*Work to do*
Check each line of the listing below for the string "ffaaaa", and copy the ones that have it.

╭─ Record extracts

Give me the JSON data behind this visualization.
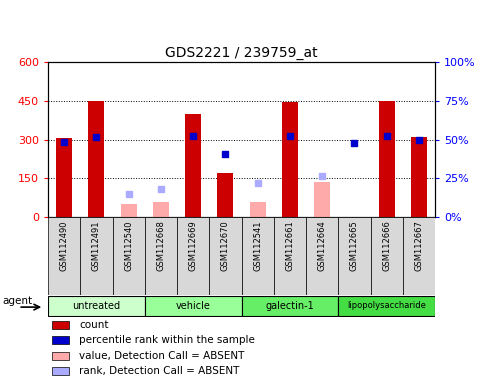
{
  "title": "GDS2221 / 239759_at",
  "samples": [
    "GSM112490",
    "GSM112491",
    "GSM112540",
    "GSM112668",
    "GSM112669",
    "GSM112670",
    "GSM112541",
    "GSM112661",
    "GSM112664",
    "GSM112665",
    "GSM112666",
    "GSM112667"
  ],
  "group_spans": [
    {
      "name": "untreated",
      "start": 0,
      "end": 2,
      "color": "#ccffcc"
    },
    {
      "name": "vehicle",
      "start": 3,
      "end": 5,
      "color": "#99ff99"
    },
    {
      "name": "galectin-1",
      "start": 6,
      "end": 8,
      "color": "#66ee66"
    },
    {
      "name": "lipopolysaccharide",
      "start": 9,
      "end": 11,
      "color": "#44dd44"
    }
  ],
  "count_values": [
    305,
    450,
    null,
    null,
    400,
    170,
    null,
    445,
    null,
    null,
    450,
    310
  ],
  "percentile_values": [
    290,
    310,
    null,
    null,
    315,
    245,
    null,
    315,
    null,
    285,
    315,
    300
  ],
  "absent_count_values": [
    null,
    null,
    50,
    60,
    null,
    null,
    60,
    null,
    135,
    null,
    null,
    null
  ],
  "absent_rank_values": [
    null,
    null,
    90,
    110,
    null,
    null,
    130,
    null,
    160,
    null,
    null,
    null
  ],
  "ylim_left": [
    0,
    600
  ],
  "yticks_left": [
    0,
    150,
    300,
    450,
    600
  ],
  "ytick_labels_left": [
    "0",
    "150",
    "300",
    "450",
    "600"
  ],
  "yticks_right": [
    0,
    25,
    50,
    75,
    100
  ],
  "ytick_labels_right": [
    "0%",
    "25%",
    "50%",
    "75%",
    "100%"
  ],
  "bar_color": "#cc0000",
  "rank_color": "#0000cc",
  "absent_count_color": "#ffaaaa",
  "absent_rank_color": "#aaaaff",
  "legend_items": [
    {
      "label": "count",
      "color": "#cc0000"
    },
    {
      "label": "percentile rank within the sample",
      "color": "#0000cc"
    },
    {
      "label": "value, Detection Call = ABSENT",
      "color": "#ffaaaa"
    },
    {
      "label": "rank, Detection Call = ABSENT",
      "color": "#aaaaff"
    }
  ],
  "bar_width": 0.5,
  "marker_size": 5
}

╰─

*Answer to this task*
  "absent_count_color": "#ffaaaa",
      "color": "#ffaaaa"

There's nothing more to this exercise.